▸ **TASK DIRECTIONS**: Write out the listing below again, precisely as it is given.

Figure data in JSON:
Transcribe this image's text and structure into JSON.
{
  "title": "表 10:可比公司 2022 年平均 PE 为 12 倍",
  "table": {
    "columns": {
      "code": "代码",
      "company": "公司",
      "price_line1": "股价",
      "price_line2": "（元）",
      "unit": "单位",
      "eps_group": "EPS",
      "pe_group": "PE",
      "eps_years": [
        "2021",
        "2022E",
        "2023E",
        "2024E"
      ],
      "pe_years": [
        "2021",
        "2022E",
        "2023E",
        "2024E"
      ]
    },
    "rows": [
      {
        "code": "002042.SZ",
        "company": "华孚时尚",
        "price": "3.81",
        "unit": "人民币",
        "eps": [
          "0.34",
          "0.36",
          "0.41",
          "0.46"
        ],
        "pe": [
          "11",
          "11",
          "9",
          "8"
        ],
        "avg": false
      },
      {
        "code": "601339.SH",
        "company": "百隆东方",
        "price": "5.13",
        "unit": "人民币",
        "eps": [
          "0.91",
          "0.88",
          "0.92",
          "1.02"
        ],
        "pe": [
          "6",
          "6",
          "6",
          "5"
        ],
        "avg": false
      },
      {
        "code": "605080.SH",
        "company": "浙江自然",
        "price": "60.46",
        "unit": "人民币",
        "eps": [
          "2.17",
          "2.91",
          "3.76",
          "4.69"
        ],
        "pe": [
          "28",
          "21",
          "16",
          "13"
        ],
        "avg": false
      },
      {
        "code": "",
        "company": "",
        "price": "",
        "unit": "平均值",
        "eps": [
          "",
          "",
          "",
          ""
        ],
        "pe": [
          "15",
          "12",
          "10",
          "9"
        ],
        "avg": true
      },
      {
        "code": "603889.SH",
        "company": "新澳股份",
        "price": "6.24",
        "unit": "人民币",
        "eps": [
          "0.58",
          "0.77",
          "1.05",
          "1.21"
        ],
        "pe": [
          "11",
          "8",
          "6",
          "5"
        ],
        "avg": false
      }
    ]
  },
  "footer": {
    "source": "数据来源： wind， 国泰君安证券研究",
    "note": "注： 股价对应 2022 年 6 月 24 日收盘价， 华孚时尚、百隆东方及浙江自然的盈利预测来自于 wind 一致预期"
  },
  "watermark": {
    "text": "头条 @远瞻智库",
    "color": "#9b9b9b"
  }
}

▸ **IN RESPONSE**:
Transcribe this image's text and structure into JSON.
{
  "title": "表 10:可比公司 2022 年平均 PE 为 12 倍",
  "table": {
    "columns": {
      "code": "代码",
      "company": "公司",
      "price_line1": "股价",
      "price_line2": "（元）",
      "unit": "单位",
      "eps_group": "EPS",
      "pe_group": "PE",
      "eps_years": [
        "2021",
        "2022E",
        "2023E",
        "2024E"
      ],
      "pe_years": [
        "2021",
        "2022E",
        "2023E",
        "2024E"
      ]
    },
    "rows": [
      {
        "code": "002042.SZ",
        "company": "华孚时尚",
        "price": "3.81",
        "unit": "人民币",
        "eps": [
          "0.34",
          "0.36",
          "0.41",
          "0.46"
        ],
        "pe": [
          "11",
          "11",
          "9",
          "8"
        ],
        "avg": false
      },
      {
        "code": "601339.SH",
        "company": "百隆东方",
        "price": "5.13",
        "unit": "人民币",
        "eps": [
          "0.91",
          "0.88",
          "0.92",
          "1.02"
        ],
        "pe": [
          "6",
          "6",
          "6",
          "5"
        ],
        "avg": false
      },
      {
        "code": "605080.SH",
        "company": "浙江自然",
        "price": "60.46",
        "unit": "人民币",
        "eps": [
          "2.17",
          "2.91",
          "3.76",
          "4.69"
        ],
        "pe": [
          "28",
          "21",
          "16",
          "13"
        ],
        "avg": false
      },
      {
        "code": "",
        "company": "",
        "price": "",
        "unit": "平均值",
        "eps": [
          "",
          "",
          "",
          ""
        ],
        "pe": [
          "15",
          "12",
          "10",
          "9"
        ],
        "avg": true
      },
      {
        "code": "603889.SH",
        "company": "新澳股份",
        "price": "6.24",
        "unit": "人民币",
        "eps": [
          "0.58",
          "0.77",
          "1.05",
          "1.21"
        ],
        "pe": [
          "11",
          "8",
          "6",
          "5"
        ],
        "avg": false
      }
    ]
  },
  "footer": {
    "source": "数据来源： wind， 国泰君安证券研究",
    "note": "注： 股价对应 2022 年 6 月 24 日收盘价， 华孚时尚、百隆东方及浙江自然的盈利预测来自于 wind 一致预期"
  },
  "watermark": {
    "text": "头条 @远瞻智库",
    "color": "#9b9b9b"
  }
}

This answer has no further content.